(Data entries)

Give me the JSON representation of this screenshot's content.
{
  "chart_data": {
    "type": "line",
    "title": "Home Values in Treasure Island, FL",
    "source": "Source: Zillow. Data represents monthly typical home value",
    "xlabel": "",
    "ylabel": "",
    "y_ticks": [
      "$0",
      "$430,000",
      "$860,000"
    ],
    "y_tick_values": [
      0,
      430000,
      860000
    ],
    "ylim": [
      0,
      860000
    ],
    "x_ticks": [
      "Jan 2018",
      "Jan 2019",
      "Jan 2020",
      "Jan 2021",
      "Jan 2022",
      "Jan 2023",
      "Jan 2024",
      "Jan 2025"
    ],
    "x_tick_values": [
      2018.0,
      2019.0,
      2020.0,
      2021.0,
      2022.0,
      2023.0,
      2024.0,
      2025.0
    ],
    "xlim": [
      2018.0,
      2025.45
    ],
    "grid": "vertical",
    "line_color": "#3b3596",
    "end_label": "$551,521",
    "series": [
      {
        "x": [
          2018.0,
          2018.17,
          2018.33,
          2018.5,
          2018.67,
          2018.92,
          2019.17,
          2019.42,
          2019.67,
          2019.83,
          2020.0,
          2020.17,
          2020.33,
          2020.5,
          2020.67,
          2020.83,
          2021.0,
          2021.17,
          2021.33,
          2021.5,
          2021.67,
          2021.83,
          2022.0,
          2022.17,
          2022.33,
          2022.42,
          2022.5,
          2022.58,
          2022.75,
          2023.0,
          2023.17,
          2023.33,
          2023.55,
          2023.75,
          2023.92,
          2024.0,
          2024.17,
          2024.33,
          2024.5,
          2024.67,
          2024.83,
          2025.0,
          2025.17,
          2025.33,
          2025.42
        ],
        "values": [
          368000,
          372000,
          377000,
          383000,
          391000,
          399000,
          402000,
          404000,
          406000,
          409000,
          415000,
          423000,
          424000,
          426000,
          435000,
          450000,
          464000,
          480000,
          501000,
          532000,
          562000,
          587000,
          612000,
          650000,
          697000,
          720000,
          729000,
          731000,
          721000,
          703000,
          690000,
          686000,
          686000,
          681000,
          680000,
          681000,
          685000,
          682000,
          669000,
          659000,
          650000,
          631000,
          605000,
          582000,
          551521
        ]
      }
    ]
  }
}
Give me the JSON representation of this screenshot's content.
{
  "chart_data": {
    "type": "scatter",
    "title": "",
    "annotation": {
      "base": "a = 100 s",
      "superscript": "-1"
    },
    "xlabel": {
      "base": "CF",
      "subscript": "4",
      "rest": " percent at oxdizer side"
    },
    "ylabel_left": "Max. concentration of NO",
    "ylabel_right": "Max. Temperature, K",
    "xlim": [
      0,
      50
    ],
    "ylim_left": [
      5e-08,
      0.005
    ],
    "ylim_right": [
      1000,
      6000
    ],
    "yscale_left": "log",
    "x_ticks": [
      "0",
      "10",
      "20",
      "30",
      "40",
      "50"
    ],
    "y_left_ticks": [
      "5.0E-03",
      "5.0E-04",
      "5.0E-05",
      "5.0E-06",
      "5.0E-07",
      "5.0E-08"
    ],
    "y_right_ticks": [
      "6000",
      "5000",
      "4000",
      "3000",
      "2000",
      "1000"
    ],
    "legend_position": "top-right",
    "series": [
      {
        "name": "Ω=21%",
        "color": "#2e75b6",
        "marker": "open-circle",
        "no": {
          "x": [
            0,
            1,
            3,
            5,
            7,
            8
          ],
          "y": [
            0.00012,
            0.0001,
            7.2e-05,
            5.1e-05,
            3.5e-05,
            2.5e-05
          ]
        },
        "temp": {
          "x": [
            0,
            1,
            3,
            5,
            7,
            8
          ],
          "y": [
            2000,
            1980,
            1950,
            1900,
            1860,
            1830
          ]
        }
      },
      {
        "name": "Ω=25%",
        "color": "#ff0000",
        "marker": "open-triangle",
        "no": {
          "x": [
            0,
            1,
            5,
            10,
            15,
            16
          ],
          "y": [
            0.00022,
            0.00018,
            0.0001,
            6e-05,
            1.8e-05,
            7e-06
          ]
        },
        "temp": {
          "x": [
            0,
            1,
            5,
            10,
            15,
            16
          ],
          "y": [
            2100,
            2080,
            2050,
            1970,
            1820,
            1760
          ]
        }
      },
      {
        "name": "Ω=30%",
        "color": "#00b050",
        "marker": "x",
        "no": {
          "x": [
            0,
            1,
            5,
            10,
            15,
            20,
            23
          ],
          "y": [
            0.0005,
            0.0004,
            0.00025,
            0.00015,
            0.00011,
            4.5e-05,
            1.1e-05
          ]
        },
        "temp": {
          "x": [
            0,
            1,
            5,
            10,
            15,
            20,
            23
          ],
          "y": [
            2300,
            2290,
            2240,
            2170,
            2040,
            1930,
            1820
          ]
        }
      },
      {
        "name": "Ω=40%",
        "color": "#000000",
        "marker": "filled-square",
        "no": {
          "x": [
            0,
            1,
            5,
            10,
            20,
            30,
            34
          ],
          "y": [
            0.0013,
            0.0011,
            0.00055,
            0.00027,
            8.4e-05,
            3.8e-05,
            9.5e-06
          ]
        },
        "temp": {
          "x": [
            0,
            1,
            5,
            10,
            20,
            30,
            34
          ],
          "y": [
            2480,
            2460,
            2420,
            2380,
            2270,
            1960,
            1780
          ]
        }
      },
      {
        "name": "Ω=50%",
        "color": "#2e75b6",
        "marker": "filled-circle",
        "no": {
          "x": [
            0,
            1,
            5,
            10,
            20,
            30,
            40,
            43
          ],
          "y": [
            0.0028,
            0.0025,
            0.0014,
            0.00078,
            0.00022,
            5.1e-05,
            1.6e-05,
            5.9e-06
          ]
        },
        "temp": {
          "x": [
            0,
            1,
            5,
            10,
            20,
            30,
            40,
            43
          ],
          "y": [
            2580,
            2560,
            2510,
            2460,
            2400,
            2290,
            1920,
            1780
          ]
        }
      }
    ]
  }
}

DIRECTIVE: Word for word, write out all of the data above.

RESULT OF THE TASK:
Give me the JSON representation of this screenshot's content.
{
  "chart_data": {
    "type": "line",
    "title": "Home Values in Treasure Island, FL",
    "source": "Source: Zillow. Data represents monthly typical home value",
    "xlabel": "",
    "ylabel": "",
    "y_ticks": [
      "$0",
      "$430,000",
      "$860,000"
    ],
    "y_tick_values": [
      0,
      430000,
      860000
    ],
    "ylim": [
      0,
      860000
    ],
    "x_ticks": [
      "Jan 2018",
      "Jan 2019",
      "Jan 2020",
      "Jan 2021",
      "Jan 2022",
      "Jan 2023",
      "Jan 2024",
      "Jan 2025"
    ],
    "x_tick_values": [
      2018.0,
      2019.0,
      2020.0,
      2021.0,
      2022.0,
      2023.0,
      2024.0,
      2025.0
    ],
    "xlim": [
      2018.0,
      2025.45
    ],
    "grid": "vertical",
    "line_color": "#3b3596",
    "end_label": "$551,521",
    "series": [
      {
        "x": [
          2018.0,
          2018.17,
          2018.33,
          2018.5,
          2018.67,
          2018.92,
          2019.17,
          2019.42,
          2019.67,
          2019.83,
          2020.0,
          2020.17,
          2020.33,
          2020.5,
          2020.67,
          2020.83,
          2021.0,
          2021.17,
          2021.33,
          2021.5,
          2021.67,
          2021.83,
          2022.0,
          2022.17,
          2022.33,
          2022.42,
          2022.5,
          2022.58,
          2022.75,
          2023.0,
          2023.17,
          2023.33,
          2023.55,
          2023.75,
          2023.92,
          2024.0,
          2024.17,
          2024.33,
          2024.5,
          2024.67,
          2024.83,
          2025.0,
          2025.17,
          2025.33,
          2025.42
        ],
        "values": [
          368000,
          372000,
          377000,
          383000,
          391000,
          399000,
          402000,
          404000,
          406000,
          409000,
          415000,
          423000,
          424000,
          426000,
          435000,
          450000,
          464000,
          480000,
          501000,
          532000,
          562000,
          587000,
          612000,
          650000,
          697000,
          720000,
          729000,
          731000,
          721000,
          703000,
          690000,
          686000,
          686000,
          681000,
          680000,
          681000,
          685000,
          682000,
          669000,
          659000,
          650000,
          631000,
          605000,
          582000,
          551521
        ]
      }
    ]
  }
}
Give me the JSON representation of this screenshot's content.
{
  "chart_data": {
    "type": "scatter",
    "title": "",
    "annotation": {
      "base": "a = 100 s",
      "superscript": "-1"
    },
    "xlabel": {
      "base": "CF",
      "subscript": "4",
      "rest": " percent at oxdizer side"
    },
    "ylabel_left": "Max. concentration of NO",
    "ylabel_right": "Max. Temperature, K",
    "xlim": [
      0,
      50
    ],
    "ylim_left": [
      5e-08,
      0.005
    ],
    "ylim_right": [
      1000,
      6000
    ],
    "yscale_left": "log",
    "x_ticks": [
      "0",
      "10",
      "20",
      "30",
      "40",
      "50"
    ],
    "y_left_ticks": [
      "5.0E-03",
      "5.0E-04",
      "5.0E-05",
      "5.0E-06",
      "5.0E-07",
      "5.0E-08"
    ],
    "y_right_ticks": [
      "6000",
      "5000",
      "4000",
      "3000",
      "2000",
      "1000"
    ],
    "legend_position": "top-right",
    "series": [
      {
        "name": "Ω=21%",
        "color": "#2e75b6",
        "marker": "open-circle",
        "no": {
          "x": [
            0,
            1,
            3,
            5,
            7,
            8
          ],
          "y": [
            0.00012,
            0.0001,
            7.2e-05,
            5.1e-05,
            3.5e-05,
            2.5e-05
          ]
        },
        "temp": {
          "x": [
            0,
            1,
            3,
            5,
            7,
            8
          ],
          "y": [
            2000,
            1980,
            1950,
            1900,
            1860,
            1830
          ]
        }
      },
      {
        "name": "Ω=25%",
        "color": "#ff0000",
        "marker": "open-triangle",
        "no": {
          "x": [
            0,
            1,
            5,
            10,
            15,
            16
          ],
          "y": [
            0.00022,
            0.00018,
            0.0001,
            6e-05,
            1.8e-05,
            7e-06
          ]
        },
        "temp": {
          "x": [
            0,
            1,
            5,
            10,
            15,
            16
          ],
          "y": [
            2100,
            2080,
            2050,
            1970,
            1820,
            1760
          ]
        }
      },
      {
        "name": "Ω=30%",
        "color": "#00b050",
        "marker": "x",
        "no": {
          "x": [
            0,
            1,
            5,
            10,
            15,
            20,
            23
          ],
          "y": [
            0.0005,
            0.0004,
            0.00025,
            0.00015,
            0.00011,
            4.5e-05,
            1.1e-05
          ]
        },
        "temp": {
          "x": [
            0,
            1,
            5,
            10,
            15,
            20,
            23
          ],
          "y": [
            2300,
            2290,
            2240,
            2170,
            2040,
            1930,
            1820
          ]
        }
      },
      {
        "name": "Ω=40%",
        "color": "#000000",
        "marker": "filled-square",
        "no": {
          "x": [
            0,
            1,
            5,
            10,
            20,
            30,
            34
          ],
          "y": [
            0.0013,
            0.0011,
            0.00055,
            0.00027,
            8.4e-05,
            3.8e-05,
            9.5e-06
          ]
        },
        "temp": {
          "x": [
            0,
            1,
            5,
            10,
            20,
            30,
            34
          ],
          "y": [
            2480,
            2460,
            2420,
            2380,
            2270,
            1960,
            1780
          ]
        }
      },
      {
        "name": "Ω=50%",
        "color": "#2e75b6",
        "marker": "filled-circle",
        "no": {
          "x": [
            0,
            1,
            5,
            10,
            20,
            30,
            40,
            43
          ],
          "y": [
            0.0028,
            0.0025,
            0.0014,
            0.00078,
            0.00022,
            5.1e-05,
            1.6e-05,
            5.9e-06
          ]
        },
        "temp": {
          "x": [
            0,
            1,
            5,
            10,
            20,
            30,
            40,
            43
          ],
          "y": [
            2580,
            2560,
            2510,
            2460,
            2400,
            2290,
            1920,
            1780
          ]
        }
      }
    ]
  }
}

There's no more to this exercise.